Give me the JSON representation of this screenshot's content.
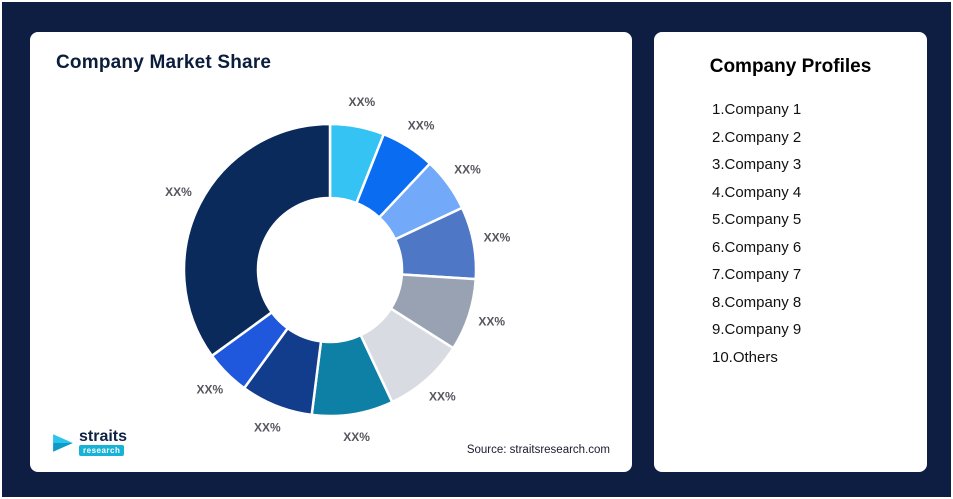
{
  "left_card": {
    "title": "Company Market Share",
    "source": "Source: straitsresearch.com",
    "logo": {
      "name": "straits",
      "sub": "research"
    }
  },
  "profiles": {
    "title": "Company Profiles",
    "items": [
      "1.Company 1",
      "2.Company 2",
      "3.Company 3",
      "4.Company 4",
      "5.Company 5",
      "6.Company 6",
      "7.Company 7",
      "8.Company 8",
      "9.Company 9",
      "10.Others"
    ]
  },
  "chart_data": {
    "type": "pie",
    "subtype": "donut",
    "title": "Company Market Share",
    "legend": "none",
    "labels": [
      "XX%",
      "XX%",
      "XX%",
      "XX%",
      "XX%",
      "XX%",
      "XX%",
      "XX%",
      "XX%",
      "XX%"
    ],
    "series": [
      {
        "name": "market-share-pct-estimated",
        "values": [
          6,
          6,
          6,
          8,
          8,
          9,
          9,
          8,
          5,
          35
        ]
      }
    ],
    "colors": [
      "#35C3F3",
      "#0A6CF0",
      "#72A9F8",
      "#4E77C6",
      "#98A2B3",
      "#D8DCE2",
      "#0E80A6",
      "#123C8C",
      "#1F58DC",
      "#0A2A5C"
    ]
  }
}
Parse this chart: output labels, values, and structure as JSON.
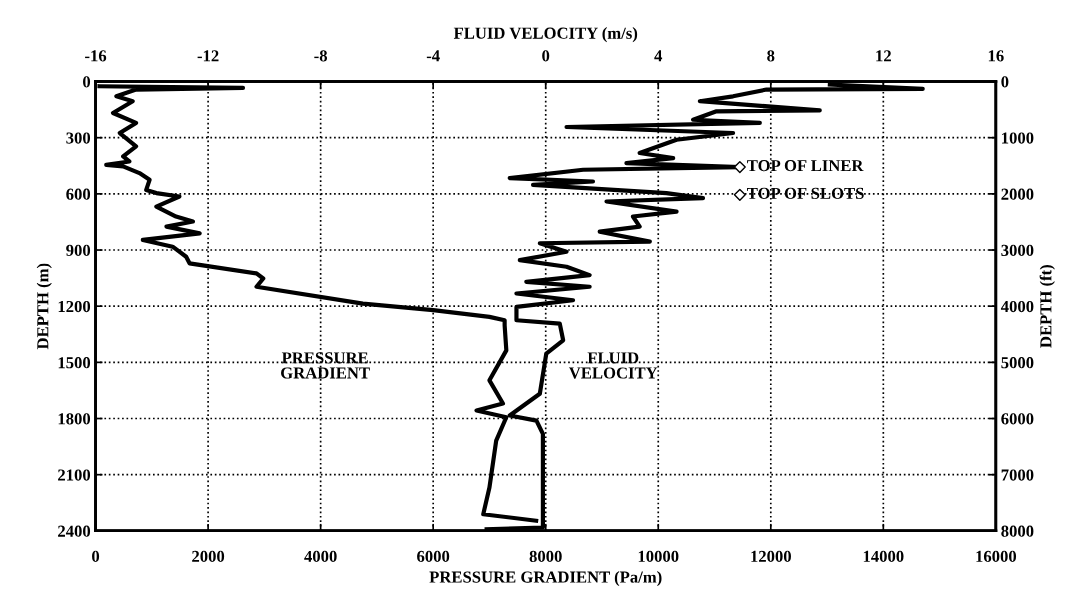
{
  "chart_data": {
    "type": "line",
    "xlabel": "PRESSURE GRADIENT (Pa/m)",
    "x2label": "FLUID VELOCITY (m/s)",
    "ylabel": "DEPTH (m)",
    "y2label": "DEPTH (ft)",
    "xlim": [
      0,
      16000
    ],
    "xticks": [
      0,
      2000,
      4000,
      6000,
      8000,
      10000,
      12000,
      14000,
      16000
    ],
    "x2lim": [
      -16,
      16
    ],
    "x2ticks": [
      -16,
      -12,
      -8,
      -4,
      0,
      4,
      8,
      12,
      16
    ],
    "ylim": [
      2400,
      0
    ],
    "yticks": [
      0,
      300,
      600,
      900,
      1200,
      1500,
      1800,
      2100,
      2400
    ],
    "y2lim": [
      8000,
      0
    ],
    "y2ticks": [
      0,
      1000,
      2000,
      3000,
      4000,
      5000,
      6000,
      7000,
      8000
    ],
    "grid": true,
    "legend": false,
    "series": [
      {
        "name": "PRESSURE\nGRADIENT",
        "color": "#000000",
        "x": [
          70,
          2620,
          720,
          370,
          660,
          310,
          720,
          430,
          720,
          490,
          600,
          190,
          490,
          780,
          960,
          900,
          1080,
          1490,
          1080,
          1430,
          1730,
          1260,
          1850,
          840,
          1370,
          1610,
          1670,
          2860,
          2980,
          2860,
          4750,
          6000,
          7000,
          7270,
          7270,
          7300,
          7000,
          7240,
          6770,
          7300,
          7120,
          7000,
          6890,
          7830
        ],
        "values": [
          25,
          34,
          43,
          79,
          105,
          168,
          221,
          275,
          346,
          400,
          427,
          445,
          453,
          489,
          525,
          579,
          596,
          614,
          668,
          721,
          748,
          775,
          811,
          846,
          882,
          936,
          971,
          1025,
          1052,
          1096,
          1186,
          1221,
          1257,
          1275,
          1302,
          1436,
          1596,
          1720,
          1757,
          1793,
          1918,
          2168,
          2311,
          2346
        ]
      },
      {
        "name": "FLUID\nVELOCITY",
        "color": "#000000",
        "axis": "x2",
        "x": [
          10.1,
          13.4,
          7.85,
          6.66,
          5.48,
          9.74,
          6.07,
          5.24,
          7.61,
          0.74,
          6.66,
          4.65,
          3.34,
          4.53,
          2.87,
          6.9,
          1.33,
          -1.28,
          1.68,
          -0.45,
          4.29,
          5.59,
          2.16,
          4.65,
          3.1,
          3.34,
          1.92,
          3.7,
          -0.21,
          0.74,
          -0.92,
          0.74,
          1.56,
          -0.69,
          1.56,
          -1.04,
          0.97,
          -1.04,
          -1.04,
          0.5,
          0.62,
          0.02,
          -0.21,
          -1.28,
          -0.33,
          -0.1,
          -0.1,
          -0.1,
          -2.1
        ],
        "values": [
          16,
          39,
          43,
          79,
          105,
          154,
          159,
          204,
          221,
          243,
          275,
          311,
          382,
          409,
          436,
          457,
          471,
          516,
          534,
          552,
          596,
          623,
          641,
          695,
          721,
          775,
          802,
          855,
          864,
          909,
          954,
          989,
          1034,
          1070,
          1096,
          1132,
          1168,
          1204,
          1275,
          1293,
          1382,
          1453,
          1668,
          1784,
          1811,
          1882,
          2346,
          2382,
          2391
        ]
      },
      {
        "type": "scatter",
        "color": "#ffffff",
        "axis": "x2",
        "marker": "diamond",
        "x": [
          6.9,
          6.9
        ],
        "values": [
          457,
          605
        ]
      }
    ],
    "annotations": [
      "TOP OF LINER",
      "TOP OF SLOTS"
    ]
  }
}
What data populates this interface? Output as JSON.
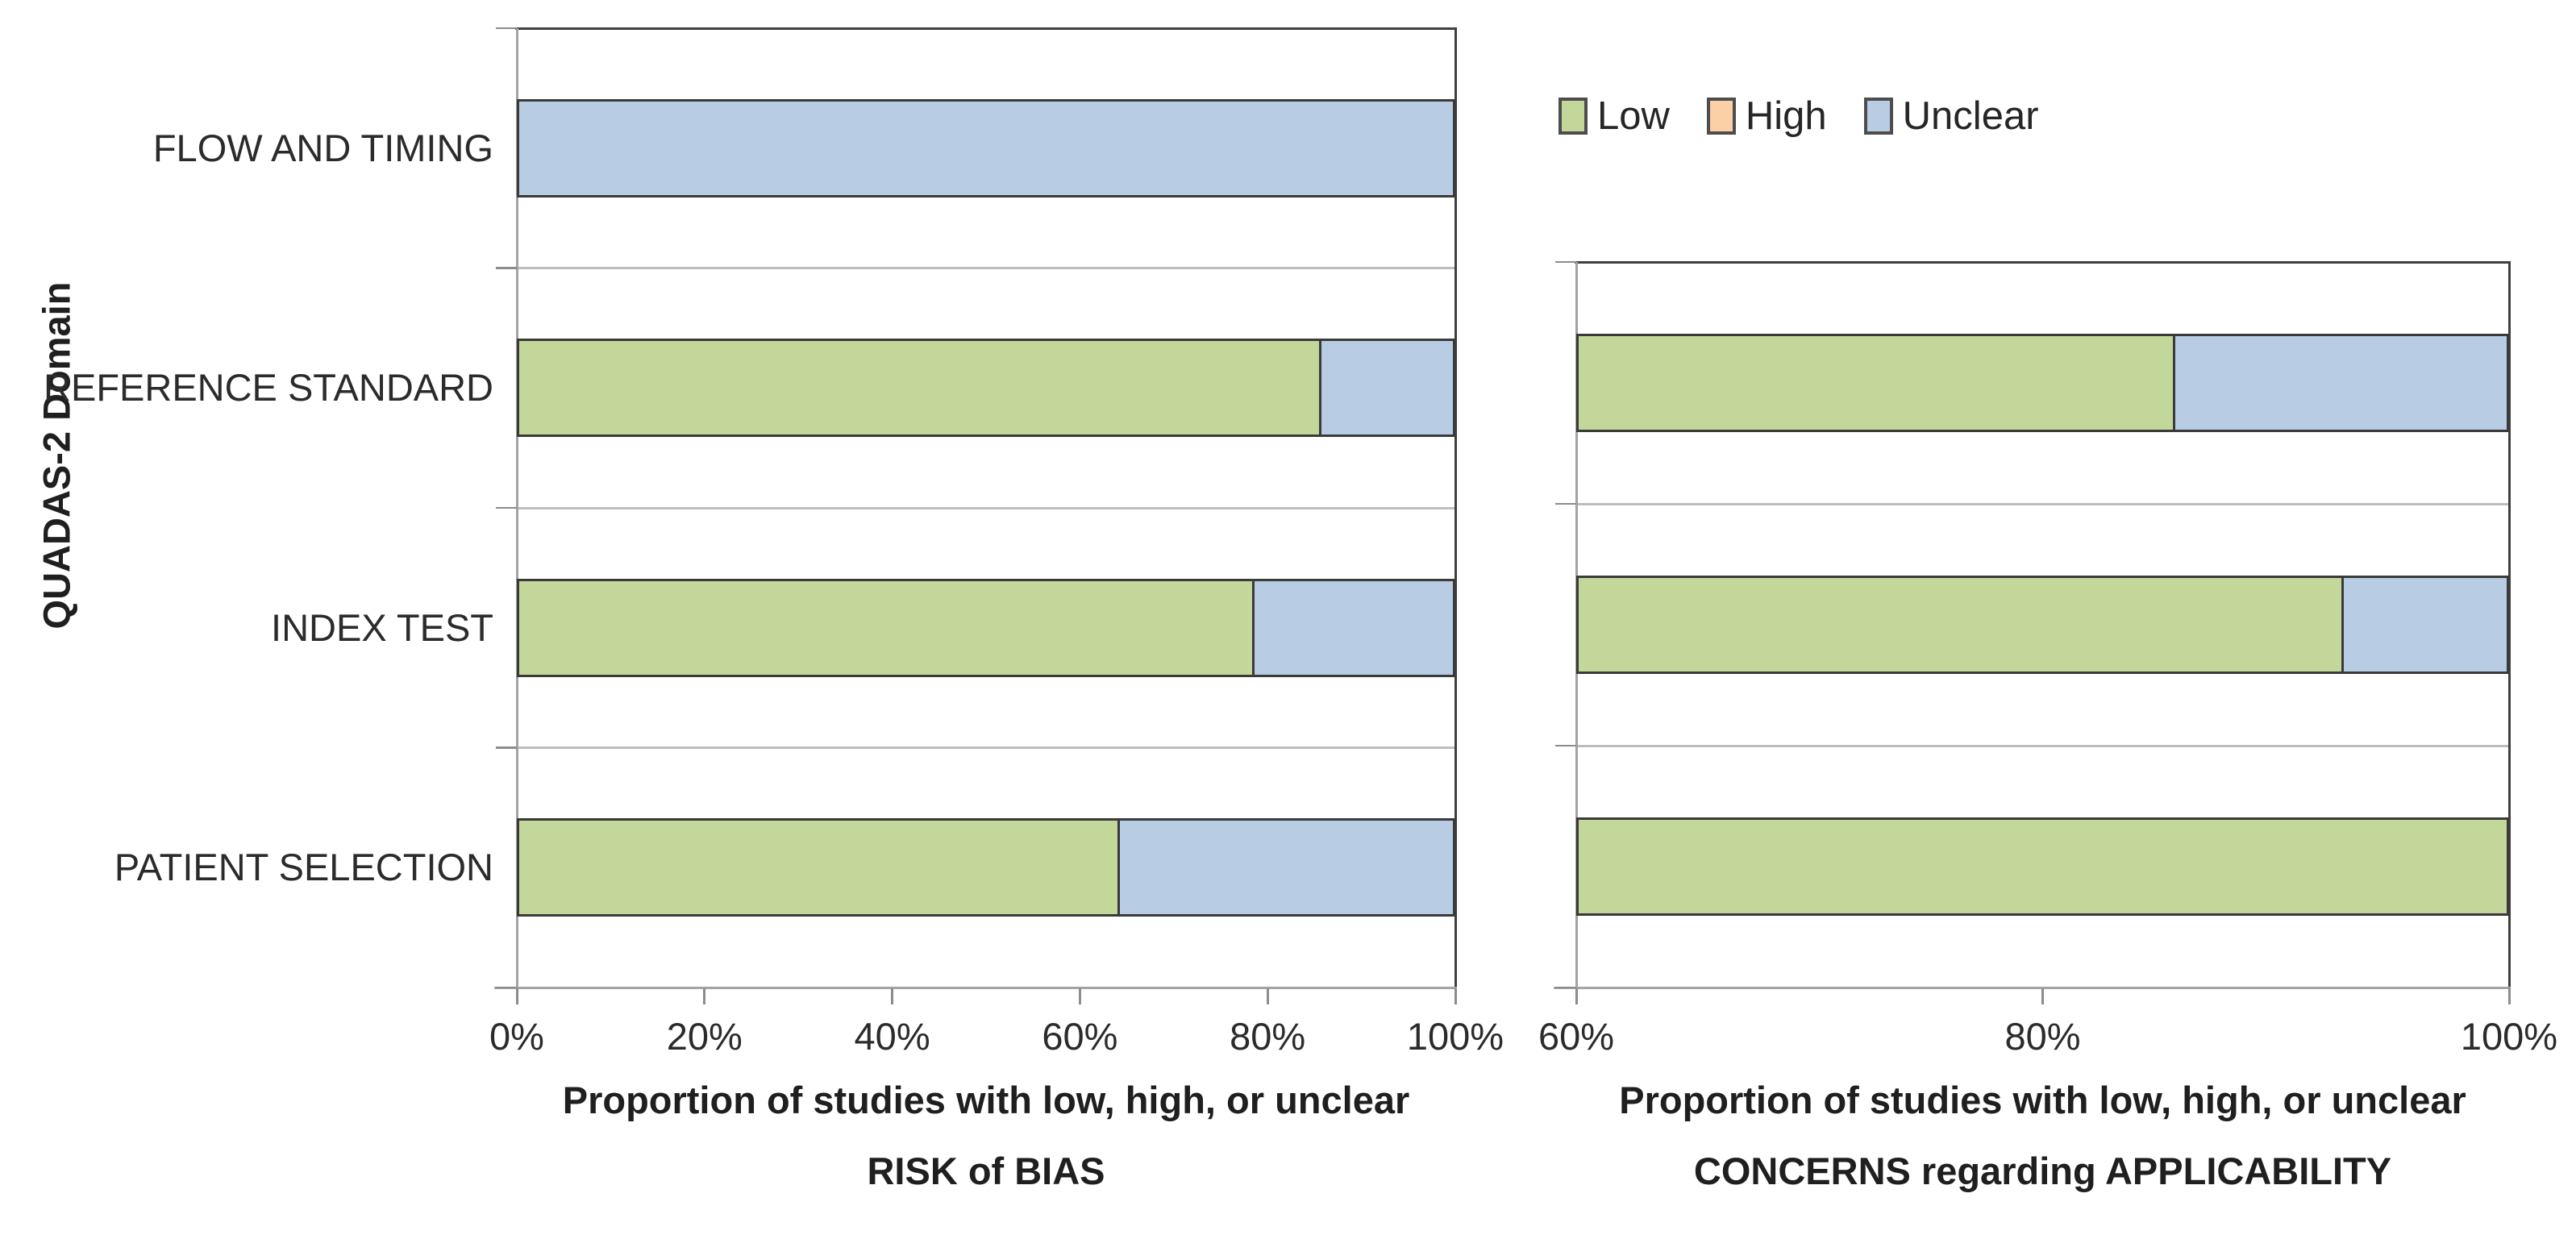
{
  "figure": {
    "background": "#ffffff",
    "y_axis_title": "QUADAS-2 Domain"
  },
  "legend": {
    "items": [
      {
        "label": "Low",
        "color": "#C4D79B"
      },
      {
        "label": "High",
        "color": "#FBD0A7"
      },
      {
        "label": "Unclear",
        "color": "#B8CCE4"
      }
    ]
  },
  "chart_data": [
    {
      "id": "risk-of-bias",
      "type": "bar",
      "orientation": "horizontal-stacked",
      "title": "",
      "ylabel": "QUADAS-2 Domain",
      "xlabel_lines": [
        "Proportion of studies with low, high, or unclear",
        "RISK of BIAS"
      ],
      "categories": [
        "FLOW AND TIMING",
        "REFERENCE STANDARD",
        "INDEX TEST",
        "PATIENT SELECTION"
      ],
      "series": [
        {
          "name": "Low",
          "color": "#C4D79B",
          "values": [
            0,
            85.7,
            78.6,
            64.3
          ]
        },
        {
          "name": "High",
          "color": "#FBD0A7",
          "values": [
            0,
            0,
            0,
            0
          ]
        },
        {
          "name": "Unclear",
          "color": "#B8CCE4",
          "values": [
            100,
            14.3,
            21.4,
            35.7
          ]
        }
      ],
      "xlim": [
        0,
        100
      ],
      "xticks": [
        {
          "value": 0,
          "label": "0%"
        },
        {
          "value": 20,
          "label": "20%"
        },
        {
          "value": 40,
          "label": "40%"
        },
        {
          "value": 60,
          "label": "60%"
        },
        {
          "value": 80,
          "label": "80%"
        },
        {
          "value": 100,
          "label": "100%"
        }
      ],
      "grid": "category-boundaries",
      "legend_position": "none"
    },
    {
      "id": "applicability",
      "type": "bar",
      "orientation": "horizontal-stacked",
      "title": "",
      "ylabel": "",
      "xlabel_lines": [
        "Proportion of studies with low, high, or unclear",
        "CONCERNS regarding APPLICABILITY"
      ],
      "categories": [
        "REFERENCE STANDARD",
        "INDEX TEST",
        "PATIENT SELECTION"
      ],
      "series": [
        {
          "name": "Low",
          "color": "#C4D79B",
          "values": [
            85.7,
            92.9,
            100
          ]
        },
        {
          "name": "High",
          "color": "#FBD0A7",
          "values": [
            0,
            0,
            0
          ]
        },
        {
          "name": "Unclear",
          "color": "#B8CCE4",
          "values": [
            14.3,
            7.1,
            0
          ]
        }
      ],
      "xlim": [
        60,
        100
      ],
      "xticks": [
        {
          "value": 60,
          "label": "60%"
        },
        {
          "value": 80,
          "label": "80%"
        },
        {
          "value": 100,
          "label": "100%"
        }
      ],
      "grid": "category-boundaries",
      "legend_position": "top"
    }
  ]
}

**EXERCISE**
Each entry shown above must be quoted exactly, with its pictures left out.

**ANSWER TO THIS PROBLEM**
Give me the JSON representation of this screenshot's content.
{
  "left_card": {
    "title": "Company Market Share",
    "source": "Source: straitsresearch.com",
    "logo": {
      "name": "straits",
      "sub": "research"
    }
  },
  "profiles": {
    "title": "Company Profiles",
    "items": [
      "1.Company 1",
      "2.Company 2",
      "3.Company 3",
      "4.Company 4",
      "5.Company 5",
      "6.Company 6",
      "7.Company 7",
      "8.Company 8",
      "9.Company 9",
      "10.Others"
    ]
  },
  "chart_data": {
    "type": "pie",
    "subtype": "donut",
    "title": "Company Market Share",
    "legend": "none",
    "labels": [
      "XX%",
      "XX%",
      "XX%",
      "XX%",
      "XX%",
      "XX%",
      "XX%",
      "XX%",
      "XX%",
      "XX%"
    ],
    "series": [
      {
        "name": "market-share-pct-estimated",
        "values": [
          6,
          6,
          6,
          8,
          8,
          9,
          9,
          8,
          5,
          35
        ]
      }
    ],
    "colors": [
      "#35C3F3",
      "#0A6CF0",
      "#72A9F8",
      "#4E77C6",
      "#98A2B3",
      "#D8DCE2",
      "#0E80A6",
      "#123C8C",
      "#1F58DC",
      "#0A2A5C"
    ]
  }
}
Parse this chart: output labels, values, and structure as JSON.
{
  "chart_data": {
    "type": "line",
    "xlabel": "PRESSURE GRADIENT (Pa/m)",
    "x2label": "FLUID VELOCITY (m/s)",
    "ylabel": "DEPTH (m)",
    "y2label": "DEPTH (ft)",
    "xlim": [
      0,
      16000
    ],
    "xticks": [
      0,
      2000,
      4000,
      6000,
      8000,
      10000,
      12000,
      14000,
      16000
    ],
    "x2lim": [
      -16,
      16
    ],
    "x2ticks": [
      -16,
      -12,
      -8,
      -4,
      0,
      4,
      8,
      12,
      16
    ],
    "ylim": [
      2400,
      0
    ],
    "yticks": [
      0,
      300,
      600,
      900,
      1200,
      1500,
      1800,
      2100,
      2400
    ],
    "y2lim": [
      8000,
      0
    ],
    "y2ticks": [
      0,
      1000,
      2000,
      3000,
      4000,
      5000,
      6000,
      7000,
      8000
    ],
    "grid": true,
    "legend": false,
    "series": [
      {
        "name": "PRESSURE\nGRADIENT",
        "color": "#000000",
        "x": [
          70,
          2620,
          720,
          370,
          660,
          310,
          720,
          430,
          720,
          490,
          600,
          190,
          490,
          780,
          960,
          900,
          1080,
          1490,
          1080,
          1430,
          1730,
          1260,
          1850,
          840,
          1370,
          1610,
          1670,
          2860,
          2980,
          2860,
          4750,
          6000,
          7000,
          7270,
          7270,
          7300,
          7000,
          7240,
          6770,
          7300,
          7120,
          7000,
          6890,
          7830
        ],
        "values": [
          25,
          34,
          43,
          79,
          105,
          168,
          221,
          275,
          346,
          400,
          427,
          445,
          453,
          489,
          525,
          579,
          596,
          614,
          668,
          721,
          748,
          775,
          811,
          846,
          882,
          936,
          971,
          1025,
          1052,
          1096,
          1186,
          1221,
          1257,
          1275,
          1302,
          1436,
          1596,
          1720,
          1757,
          1793,
          1918,
          2168,
          2311,
          2346
        ]
      },
      {
        "name": "FLUID\nVELOCITY",
        "color": "#000000",
        "axis": "x2",
        "x": [
          10.1,
          13.4,
          7.85,
          6.66,
          5.48,
          9.74,
          6.07,
          5.24,
          7.61,
          0.74,
          6.66,
          4.65,
          3.34,
          4.53,
          2.87,
          6.9,
          1.33,
          -1.28,
          1.68,
          -0.45,
          4.29,
          5.59,
          2.16,
          4.65,
          3.1,
          3.34,
          1.92,
          3.7,
          -0.21,
          0.74,
          -0.92,
          0.74,
          1.56,
          -0.69,
          1.56,
          -1.04,
          0.97,
          -1.04,
          -1.04,
          0.5,
          0.62,
          0.02,
          -0.21,
          -1.28,
          -0.33,
          -0.1,
          -0.1,
          -0.1,
          -2.1
        ],
        "values": [
          16,
          39,
          43,
          79,
          105,
          154,
          159,
          204,
          221,
          243,
          275,
          311,
          382,
          409,
          436,
          457,
          471,
          516,
          534,
          552,
          596,
          623,
          641,
          695,
          721,
          775,
          802,
          855,
          864,
          909,
          954,
          989,
          1034,
          1070,
          1096,
          1132,
          1168,
          1204,
          1275,
          1293,
          1382,
          1453,
          1668,
          1784,
          1811,
          1882,
          2346,
          2382,
          2391
        ]
      },
      {
        "type": "scatter",
        "color": "#ffffff",
        "axis": "x2",
        "marker": "diamond",
        "x": [
          6.9,
          6.9
        ],
        "values": [
          457,
          605
        ]
      }
    ],
    "annotations": [
      "TOP OF LINER",
      "TOP OF SLOTS"
    ]
  }
}
What data populates this interface? Output as JSON.
{
  "figure": {
    "background": "#ffffff",
    "y_axis_title": "QUADAS-2 Domain"
  },
  "legend": {
    "items": [
      {
        "label": "Low",
        "color": "#C4D79B"
      },
      {
        "label": "High",
        "color": "#FBD0A7"
      },
      {
        "label": "Unclear",
        "color": "#B8CCE4"
      }
    ]
  },
  "chart_data": [
    {
      "id": "risk-of-bias",
      "type": "bar",
      "orientation": "horizontal-stacked",
      "title": "",
      "ylabel": "QUADAS-2 Domain",
      "xlabel_lines": [
        "Proportion of studies with low, high, or unclear",
        "RISK of BIAS"
      ],
      "categories": [
        "FLOW AND TIMING",
        "REFERENCE STANDARD",
        "INDEX TEST",
        "PATIENT SELECTION"
      ],
      "series": [
        {
          "name": "Low",
          "color": "#C4D79B",
          "values": [
            0,
            85.7,
            78.6,
            64.3
          ]
        },
        {
          "name": "High",
          "color": "#FBD0A7",
          "values": [
            0,
            0,
            0,
            0
          ]
        },
        {
          "name": "Unclear",
          "color": "#B8CCE4",
          "values": [
            100,
            14.3,
            21.4,
            35.7
          ]
        }
      ],
      "xlim": [
        0,
        100
      ],
      "xticks": [
        {
          "value": 0,
          "label": "0%"
        },
        {
          "value": 20,
          "label": "20%"
        },
        {
          "value": 40,
          "label": "40%"
        },
        {
          "value": 60,
          "label": "60%"
        },
        {
          "value": 80,
          "label": "80%"
        },
        {
          "value": 100,
          "label": "100%"
        }
      ],
      "grid": "category-boundaries",
      "legend_position": "none"
    },
    {
      "id": "applicability",
      "type": "bar",
      "orientation": "horizontal-stacked",
      "title": "",
      "ylabel": "",
      "xlabel_lines": [
        "Proportion of studies with low, high, or unclear",
        "CONCERNS regarding APPLICABILITY"
      ],
      "categories": [
        "REFERENCE STANDARD",
        "INDEX TEST",
        "PATIENT SELECTION"
      ],
      "series": [
        {
          "name": "Low",
          "color": "#C4D79B",
          "values": [
            85.7,
            92.9,
            100
          ]
        },
        {
          "name": "High",
          "color": "#FBD0A7",
          "values": [
            0,
            0,
            0
          ]
        },
        {
          "name": "Unclear",
          "color": "#B8CCE4",
          "values": [
            14.3,
            7.1,
            0
          ]
        }
      ],
      "xlim": [
        60,
        100
      ],
      "xticks": [
        {
          "value": 60,
          "label": "60%"
        },
        {
          "value": 80,
          "label": "80%"
        },
        {
          "value": 100,
          "label": "100%"
        }
      ],
      "grid": "category-boundaries",
      "legend_position": "top"
    }
  ]
}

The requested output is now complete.